**WORK TO COMPLETE:**
Omit the pictures from the entries below and retype everything else exactly.

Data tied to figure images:
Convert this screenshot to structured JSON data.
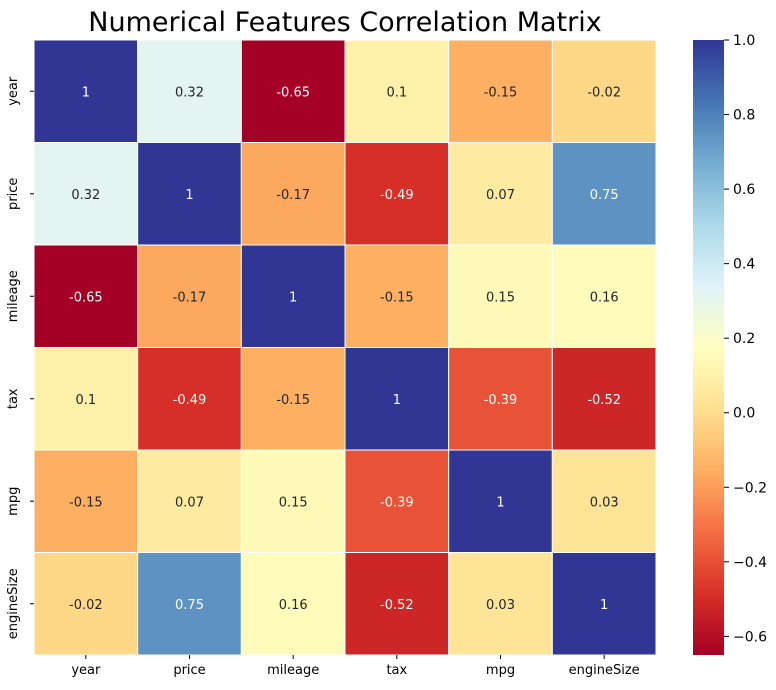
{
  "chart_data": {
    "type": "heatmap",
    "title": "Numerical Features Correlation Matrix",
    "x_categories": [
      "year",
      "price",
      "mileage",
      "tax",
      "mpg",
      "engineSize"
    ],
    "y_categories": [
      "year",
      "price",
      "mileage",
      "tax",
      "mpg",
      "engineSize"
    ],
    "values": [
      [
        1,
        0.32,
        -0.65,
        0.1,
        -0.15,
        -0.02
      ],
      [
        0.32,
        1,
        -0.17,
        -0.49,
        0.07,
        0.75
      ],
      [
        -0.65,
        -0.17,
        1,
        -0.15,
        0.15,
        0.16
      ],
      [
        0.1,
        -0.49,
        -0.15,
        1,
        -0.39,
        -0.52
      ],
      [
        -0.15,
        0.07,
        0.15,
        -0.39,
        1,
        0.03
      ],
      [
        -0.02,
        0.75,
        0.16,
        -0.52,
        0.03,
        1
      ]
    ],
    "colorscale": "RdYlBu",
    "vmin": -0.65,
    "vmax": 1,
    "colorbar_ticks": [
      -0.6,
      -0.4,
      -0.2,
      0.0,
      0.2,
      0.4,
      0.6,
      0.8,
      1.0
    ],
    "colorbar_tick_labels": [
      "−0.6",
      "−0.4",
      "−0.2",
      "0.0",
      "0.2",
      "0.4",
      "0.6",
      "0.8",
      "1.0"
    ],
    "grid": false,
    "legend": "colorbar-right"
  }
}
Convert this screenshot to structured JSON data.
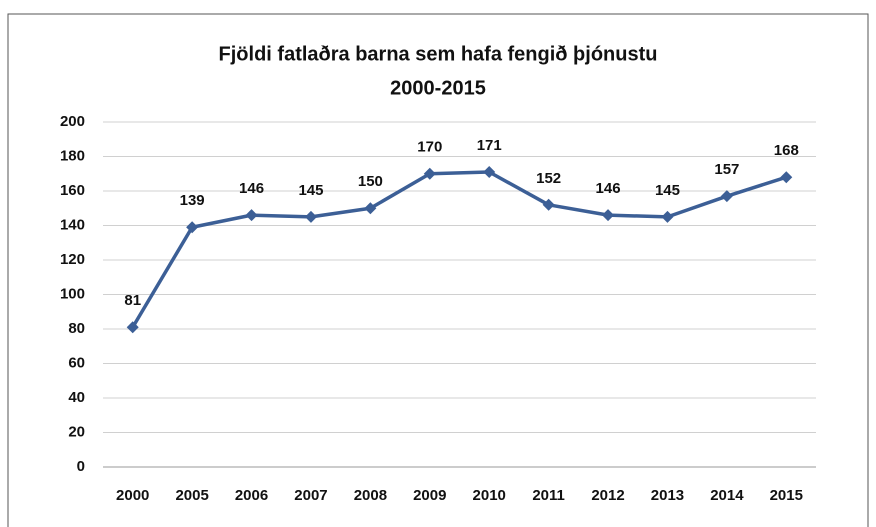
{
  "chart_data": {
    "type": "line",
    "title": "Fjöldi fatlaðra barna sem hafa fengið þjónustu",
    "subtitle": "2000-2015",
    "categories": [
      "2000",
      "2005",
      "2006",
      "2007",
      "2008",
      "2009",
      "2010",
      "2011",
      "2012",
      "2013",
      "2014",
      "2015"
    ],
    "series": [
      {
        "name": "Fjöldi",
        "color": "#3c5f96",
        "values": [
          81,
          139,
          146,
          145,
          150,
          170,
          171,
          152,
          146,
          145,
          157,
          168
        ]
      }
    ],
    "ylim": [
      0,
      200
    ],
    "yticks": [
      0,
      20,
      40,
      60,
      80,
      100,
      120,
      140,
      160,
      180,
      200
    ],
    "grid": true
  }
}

**SOLUTION BELOW:**
Convert this screenshot to structured JSON data.
{
  "chart_data": {
    "type": "heatmap",
    "title": "Numerical Features Correlation Matrix",
    "x_categories": [
      "year",
      "price",
      "mileage",
      "tax",
      "mpg",
      "engineSize"
    ],
    "y_categories": [
      "year",
      "price",
      "mileage",
      "tax",
      "mpg",
      "engineSize"
    ],
    "values": [
      [
        1,
        0.32,
        -0.65,
        0.1,
        -0.15,
        -0.02
      ],
      [
        0.32,
        1,
        -0.17,
        -0.49,
        0.07,
        0.75
      ],
      [
        -0.65,
        -0.17,
        1,
        -0.15,
        0.15,
        0.16
      ],
      [
        0.1,
        -0.49,
        -0.15,
        1,
        -0.39,
        -0.52
      ],
      [
        -0.15,
        0.07,
        0.15,
        -0.39,
        1,
        0.03
      ],
      [
        -0.02,
        0.75,
        0.16,
        -0.52,
        0.03,
        1
      ]
    ],
    "colorscale": "RdYlBu",
    "vmin": -0.65,
    "vmax": 1,
    "colorbar_ticks": [
      -0.6,
      -0.4,
      -0.2,
      0.0,
      0.2,
      0.4,
      0.6,
      0.8,
      1.0
    ],
    "colorbar_tick_labels": [
      "−0.6",
      "−0.4",
      "−0.2",
      "0.0",
      "0.2",
      "0.4",
      "0.6",
      "0.8",
      "1.0"
    ],
    "grid": false,
    "legend": "colorbar-right"
  }
}
Convert this screenshot to structured JSON data.
{
  "chart_data": {
    "type": "line",
    "title": "Fjöldi fatlaðra barna sem hafa fengið þjónustu",
    "subtitle": "2000-2015",
    "categories": [
      "2000",
      "2005",
      "2006",
      "2007",
      "2008",
      "2009",
      "2010",
      "2011",
      "2012",
      "2013",
      "2014",
      "2015"
    ],
    "series": [
      {
        "name": "Fjöldi",
        "color": "#3c5f96",
        "values": [
          81,
          139,
          146,
          145,
          150,
          170,
          171,
          152,
          146,
          145,
          157,
          168
        ]
      }
    ],
    "ylim": [
      0,
      200
    ],
    "yticks": [
      0,
      20,
      40,
      60,
      80,
      100,
      120,
      140,
      160,
      180,
      200
    ],
    "grid": true
  }
}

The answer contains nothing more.